## RECORD EXTRACTS
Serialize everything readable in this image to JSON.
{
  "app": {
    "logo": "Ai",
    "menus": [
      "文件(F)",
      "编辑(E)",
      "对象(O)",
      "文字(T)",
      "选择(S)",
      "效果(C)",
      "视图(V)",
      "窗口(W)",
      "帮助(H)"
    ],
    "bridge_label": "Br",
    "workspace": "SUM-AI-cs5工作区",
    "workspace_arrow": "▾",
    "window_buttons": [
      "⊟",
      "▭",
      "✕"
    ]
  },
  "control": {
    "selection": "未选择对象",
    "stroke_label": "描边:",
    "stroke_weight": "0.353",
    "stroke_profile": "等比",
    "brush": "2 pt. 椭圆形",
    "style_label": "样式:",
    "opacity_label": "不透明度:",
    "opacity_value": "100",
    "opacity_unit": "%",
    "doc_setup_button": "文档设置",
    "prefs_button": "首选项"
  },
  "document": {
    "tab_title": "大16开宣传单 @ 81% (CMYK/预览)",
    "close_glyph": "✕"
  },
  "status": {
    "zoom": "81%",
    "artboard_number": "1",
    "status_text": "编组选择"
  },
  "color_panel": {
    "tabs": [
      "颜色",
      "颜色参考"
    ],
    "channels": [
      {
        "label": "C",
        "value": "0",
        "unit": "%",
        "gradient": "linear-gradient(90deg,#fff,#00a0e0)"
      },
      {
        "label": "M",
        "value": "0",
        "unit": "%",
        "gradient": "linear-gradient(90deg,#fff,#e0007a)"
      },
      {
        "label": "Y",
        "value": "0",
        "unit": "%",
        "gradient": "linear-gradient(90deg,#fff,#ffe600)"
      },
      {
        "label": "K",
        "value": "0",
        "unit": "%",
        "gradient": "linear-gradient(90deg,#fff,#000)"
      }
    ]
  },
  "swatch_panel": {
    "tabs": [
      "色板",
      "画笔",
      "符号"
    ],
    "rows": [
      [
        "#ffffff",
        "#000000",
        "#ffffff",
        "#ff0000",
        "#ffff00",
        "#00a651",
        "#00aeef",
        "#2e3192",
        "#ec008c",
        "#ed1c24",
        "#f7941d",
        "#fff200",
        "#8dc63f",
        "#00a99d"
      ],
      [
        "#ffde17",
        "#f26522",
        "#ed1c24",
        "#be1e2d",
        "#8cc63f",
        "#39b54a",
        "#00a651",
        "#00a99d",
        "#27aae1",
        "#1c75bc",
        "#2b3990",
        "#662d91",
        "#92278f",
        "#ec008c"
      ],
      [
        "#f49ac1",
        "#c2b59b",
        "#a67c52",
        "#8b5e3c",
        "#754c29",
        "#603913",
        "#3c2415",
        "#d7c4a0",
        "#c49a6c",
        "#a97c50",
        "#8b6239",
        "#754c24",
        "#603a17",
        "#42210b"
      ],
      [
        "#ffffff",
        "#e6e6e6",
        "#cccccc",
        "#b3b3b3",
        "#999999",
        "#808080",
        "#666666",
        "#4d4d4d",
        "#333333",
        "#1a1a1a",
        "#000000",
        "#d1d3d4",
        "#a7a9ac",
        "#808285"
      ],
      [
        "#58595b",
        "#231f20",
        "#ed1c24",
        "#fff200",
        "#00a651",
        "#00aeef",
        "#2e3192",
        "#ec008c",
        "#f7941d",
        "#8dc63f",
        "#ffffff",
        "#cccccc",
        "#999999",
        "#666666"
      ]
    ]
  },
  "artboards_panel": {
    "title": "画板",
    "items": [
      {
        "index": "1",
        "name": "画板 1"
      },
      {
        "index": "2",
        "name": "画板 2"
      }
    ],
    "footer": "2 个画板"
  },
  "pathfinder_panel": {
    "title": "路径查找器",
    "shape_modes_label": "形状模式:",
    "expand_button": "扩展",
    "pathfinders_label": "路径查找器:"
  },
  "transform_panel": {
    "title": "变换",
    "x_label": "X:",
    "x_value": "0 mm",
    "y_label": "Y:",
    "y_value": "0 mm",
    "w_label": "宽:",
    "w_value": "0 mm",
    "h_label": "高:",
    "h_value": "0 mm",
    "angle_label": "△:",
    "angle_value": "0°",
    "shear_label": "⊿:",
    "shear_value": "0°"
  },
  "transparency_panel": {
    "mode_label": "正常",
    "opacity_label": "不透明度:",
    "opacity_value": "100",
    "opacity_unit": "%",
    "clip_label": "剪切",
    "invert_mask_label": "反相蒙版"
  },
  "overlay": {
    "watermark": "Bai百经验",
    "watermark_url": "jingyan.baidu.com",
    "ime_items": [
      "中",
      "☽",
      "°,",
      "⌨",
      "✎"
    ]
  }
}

...

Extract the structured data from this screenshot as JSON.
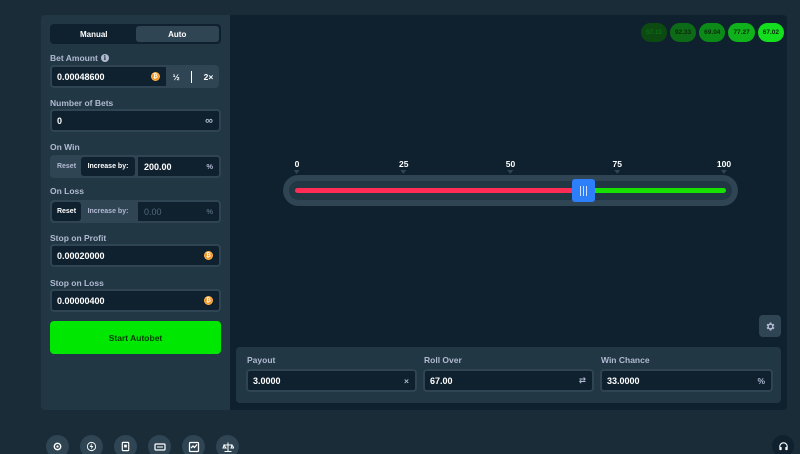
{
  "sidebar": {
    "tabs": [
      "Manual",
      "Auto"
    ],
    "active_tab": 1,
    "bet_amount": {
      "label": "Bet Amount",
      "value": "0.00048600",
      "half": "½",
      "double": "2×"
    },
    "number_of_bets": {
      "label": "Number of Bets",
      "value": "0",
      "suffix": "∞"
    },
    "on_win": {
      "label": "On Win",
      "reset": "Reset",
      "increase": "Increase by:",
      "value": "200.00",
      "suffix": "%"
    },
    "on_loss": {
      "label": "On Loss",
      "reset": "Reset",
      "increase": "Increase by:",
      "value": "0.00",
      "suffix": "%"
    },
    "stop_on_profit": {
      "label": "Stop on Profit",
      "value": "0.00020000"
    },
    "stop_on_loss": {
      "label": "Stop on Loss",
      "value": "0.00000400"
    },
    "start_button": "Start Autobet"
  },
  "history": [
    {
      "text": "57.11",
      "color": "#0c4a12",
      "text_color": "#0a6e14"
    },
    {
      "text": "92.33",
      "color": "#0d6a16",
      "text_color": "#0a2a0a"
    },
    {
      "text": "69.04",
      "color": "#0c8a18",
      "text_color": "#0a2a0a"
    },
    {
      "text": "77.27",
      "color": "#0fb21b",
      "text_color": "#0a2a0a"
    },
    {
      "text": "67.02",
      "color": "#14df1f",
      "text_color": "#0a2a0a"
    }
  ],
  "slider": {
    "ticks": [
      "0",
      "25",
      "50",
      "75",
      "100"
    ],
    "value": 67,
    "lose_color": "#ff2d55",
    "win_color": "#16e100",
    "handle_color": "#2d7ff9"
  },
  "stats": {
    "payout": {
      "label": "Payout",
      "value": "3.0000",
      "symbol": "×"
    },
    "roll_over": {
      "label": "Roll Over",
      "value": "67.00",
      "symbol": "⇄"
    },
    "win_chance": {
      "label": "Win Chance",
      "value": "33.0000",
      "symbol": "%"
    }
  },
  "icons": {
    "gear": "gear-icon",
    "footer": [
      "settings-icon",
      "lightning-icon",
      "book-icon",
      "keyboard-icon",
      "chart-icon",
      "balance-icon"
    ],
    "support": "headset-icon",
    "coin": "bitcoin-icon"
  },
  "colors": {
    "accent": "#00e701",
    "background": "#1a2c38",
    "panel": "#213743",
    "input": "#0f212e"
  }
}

---

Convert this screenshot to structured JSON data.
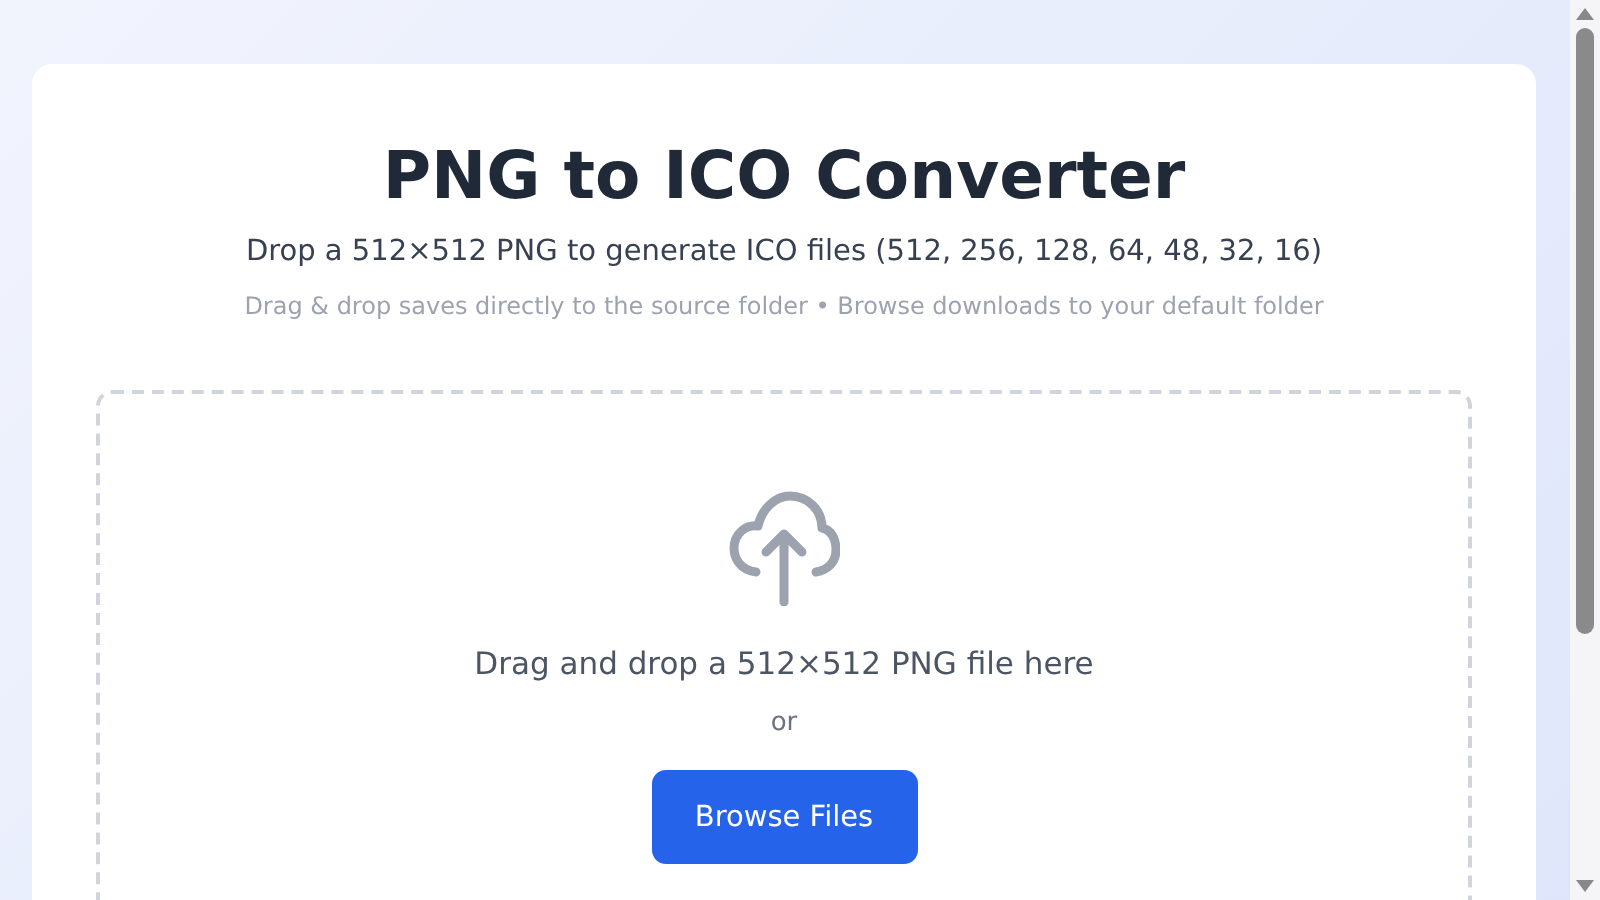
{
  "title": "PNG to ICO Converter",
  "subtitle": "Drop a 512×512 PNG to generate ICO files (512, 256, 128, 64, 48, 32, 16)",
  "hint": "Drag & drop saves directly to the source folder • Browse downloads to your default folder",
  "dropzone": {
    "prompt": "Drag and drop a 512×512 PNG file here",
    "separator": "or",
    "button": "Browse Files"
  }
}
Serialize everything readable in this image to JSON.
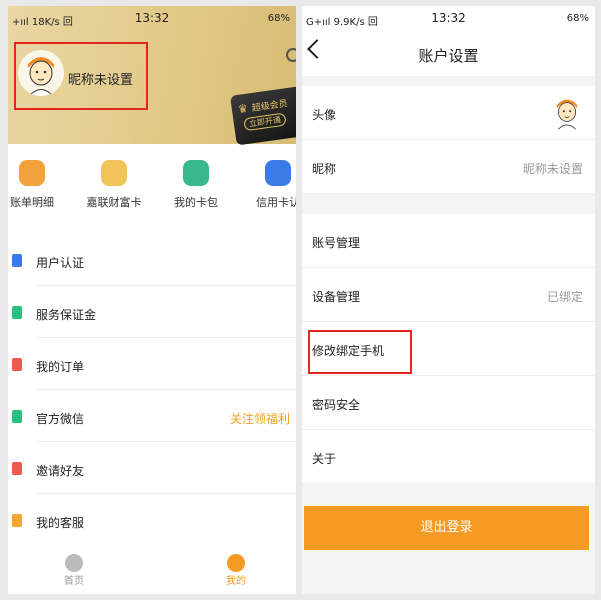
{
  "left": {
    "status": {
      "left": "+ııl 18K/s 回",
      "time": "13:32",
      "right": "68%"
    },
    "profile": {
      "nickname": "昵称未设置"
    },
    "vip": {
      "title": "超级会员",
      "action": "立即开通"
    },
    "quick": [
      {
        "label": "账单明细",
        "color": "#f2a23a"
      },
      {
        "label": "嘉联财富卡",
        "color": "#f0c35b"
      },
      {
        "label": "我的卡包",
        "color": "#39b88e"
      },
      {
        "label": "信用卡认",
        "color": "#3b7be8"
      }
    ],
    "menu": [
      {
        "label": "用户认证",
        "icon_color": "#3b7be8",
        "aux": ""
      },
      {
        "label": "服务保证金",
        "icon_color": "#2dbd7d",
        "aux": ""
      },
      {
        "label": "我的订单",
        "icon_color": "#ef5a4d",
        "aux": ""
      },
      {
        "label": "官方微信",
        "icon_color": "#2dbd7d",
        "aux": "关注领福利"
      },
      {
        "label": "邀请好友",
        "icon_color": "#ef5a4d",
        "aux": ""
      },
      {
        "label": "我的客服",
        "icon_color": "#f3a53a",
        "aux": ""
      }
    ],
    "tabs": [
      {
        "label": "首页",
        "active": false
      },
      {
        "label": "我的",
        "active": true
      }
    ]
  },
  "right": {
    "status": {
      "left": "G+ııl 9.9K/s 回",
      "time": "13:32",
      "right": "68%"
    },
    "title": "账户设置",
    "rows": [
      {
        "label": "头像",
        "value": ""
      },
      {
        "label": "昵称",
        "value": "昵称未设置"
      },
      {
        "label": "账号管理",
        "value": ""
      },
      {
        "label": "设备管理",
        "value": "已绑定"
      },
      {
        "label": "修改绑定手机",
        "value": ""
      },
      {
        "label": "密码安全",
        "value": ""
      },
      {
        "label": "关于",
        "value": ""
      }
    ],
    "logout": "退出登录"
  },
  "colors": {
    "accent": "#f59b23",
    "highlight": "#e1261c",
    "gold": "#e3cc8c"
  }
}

## TO BE DONE
Pull out every line of the records above that contains the word "data".

## THE OUTPUT
Extract the structured data from this screenshot as JSON.
Convert this screenshot to structured JSON data.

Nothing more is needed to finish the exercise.